» **Provided data**:

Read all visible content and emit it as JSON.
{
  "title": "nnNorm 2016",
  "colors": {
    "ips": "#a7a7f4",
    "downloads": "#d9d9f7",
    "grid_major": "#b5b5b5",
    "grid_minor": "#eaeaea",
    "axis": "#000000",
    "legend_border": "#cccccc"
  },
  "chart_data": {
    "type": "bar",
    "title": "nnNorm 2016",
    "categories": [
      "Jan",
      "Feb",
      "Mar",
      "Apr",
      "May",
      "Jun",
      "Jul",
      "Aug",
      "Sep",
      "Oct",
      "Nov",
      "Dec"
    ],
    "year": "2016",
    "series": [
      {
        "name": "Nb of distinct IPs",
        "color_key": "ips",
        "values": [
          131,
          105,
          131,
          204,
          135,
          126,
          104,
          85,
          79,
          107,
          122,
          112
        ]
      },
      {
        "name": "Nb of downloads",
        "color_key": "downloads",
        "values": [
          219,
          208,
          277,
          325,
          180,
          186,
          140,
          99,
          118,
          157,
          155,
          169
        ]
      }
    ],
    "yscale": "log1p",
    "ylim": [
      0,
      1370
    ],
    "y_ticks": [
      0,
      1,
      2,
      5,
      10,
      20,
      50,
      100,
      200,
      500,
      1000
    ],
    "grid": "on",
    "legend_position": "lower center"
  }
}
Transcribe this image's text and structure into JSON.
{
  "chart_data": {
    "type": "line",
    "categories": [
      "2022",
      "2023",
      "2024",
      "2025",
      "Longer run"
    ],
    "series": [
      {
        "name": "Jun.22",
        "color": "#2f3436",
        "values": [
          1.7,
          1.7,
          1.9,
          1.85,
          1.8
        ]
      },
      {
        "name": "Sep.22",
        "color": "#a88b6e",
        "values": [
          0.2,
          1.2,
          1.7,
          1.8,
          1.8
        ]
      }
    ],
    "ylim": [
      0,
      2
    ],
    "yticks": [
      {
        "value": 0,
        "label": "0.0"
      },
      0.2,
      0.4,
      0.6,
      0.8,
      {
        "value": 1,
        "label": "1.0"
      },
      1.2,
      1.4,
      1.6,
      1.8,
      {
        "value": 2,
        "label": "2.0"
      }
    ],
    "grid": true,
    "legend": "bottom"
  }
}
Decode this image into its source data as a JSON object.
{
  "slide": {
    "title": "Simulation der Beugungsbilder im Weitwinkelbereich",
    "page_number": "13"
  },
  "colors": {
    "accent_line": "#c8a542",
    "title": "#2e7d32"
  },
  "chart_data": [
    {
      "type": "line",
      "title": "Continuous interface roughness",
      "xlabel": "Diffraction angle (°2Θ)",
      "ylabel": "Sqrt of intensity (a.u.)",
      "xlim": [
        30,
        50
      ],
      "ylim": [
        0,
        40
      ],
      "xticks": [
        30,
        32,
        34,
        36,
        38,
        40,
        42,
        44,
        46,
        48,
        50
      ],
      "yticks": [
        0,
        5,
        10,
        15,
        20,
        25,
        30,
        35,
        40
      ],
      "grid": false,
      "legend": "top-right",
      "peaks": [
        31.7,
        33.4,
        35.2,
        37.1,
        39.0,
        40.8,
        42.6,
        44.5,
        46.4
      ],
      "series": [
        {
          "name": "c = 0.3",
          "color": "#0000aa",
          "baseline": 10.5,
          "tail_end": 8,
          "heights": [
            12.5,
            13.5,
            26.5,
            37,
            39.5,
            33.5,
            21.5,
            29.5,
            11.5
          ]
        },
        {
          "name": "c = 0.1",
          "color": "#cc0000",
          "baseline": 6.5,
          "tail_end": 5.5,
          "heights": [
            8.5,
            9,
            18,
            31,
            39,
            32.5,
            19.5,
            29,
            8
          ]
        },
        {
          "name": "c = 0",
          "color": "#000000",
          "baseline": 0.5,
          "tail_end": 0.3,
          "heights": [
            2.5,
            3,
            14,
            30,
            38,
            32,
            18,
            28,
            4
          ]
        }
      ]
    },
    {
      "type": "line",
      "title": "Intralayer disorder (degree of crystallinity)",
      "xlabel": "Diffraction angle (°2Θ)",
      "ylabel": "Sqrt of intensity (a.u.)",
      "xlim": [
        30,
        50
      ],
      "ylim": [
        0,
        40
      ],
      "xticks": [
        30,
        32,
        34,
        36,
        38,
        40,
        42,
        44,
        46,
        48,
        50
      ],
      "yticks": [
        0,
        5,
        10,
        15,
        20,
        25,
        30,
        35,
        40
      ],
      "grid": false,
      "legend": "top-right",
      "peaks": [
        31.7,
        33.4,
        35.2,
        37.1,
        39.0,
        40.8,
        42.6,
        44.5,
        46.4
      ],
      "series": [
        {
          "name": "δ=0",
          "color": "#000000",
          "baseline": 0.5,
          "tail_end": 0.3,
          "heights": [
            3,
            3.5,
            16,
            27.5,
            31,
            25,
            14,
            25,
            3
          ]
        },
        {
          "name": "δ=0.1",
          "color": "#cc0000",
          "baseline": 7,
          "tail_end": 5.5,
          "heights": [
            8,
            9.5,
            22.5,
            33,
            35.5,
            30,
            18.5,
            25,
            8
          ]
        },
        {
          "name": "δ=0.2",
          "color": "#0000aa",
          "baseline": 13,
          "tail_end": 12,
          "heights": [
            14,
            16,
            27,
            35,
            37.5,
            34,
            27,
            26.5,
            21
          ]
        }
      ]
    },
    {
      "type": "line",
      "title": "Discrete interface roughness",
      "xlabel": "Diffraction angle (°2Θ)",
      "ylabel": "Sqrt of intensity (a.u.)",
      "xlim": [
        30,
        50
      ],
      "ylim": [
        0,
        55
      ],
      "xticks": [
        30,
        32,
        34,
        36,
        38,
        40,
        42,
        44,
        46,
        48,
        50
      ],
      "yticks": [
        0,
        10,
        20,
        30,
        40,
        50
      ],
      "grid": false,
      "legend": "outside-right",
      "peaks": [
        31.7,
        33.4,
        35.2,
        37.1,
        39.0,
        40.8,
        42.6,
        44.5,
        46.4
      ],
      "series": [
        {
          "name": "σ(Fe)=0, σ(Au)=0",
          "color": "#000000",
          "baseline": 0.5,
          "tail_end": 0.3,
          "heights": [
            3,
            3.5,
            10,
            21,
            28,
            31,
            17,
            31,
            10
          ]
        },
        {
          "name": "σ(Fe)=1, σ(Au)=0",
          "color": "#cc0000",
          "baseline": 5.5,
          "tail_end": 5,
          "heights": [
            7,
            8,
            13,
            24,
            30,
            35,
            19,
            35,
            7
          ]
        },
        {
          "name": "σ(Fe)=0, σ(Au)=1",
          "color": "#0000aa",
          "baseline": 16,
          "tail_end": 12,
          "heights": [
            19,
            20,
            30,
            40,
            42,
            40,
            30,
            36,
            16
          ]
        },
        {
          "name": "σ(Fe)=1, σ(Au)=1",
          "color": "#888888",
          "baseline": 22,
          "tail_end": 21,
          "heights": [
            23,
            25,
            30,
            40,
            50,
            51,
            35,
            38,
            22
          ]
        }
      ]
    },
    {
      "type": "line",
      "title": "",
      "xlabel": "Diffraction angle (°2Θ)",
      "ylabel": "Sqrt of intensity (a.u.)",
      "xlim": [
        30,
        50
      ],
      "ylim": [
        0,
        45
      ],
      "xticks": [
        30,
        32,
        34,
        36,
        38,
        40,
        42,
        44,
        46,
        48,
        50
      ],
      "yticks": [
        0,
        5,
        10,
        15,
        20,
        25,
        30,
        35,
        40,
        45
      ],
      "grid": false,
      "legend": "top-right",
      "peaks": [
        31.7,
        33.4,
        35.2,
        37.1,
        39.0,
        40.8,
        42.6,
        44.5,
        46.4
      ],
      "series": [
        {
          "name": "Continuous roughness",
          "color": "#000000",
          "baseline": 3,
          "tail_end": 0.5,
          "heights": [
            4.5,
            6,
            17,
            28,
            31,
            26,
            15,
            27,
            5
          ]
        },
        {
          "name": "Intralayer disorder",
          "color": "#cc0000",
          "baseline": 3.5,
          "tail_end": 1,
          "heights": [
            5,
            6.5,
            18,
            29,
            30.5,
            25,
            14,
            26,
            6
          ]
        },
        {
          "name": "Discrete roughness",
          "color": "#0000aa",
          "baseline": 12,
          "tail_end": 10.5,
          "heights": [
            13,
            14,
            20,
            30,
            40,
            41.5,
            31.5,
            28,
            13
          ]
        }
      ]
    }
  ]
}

» **Exercise requirements**: Scan the material and collect every line that contains "JSON".

» **Problem solution**:
Read all visible content and emit it as JSON.
Transcribe this image's text and structure into JSON.
Decode this image into its source data as a JSON object.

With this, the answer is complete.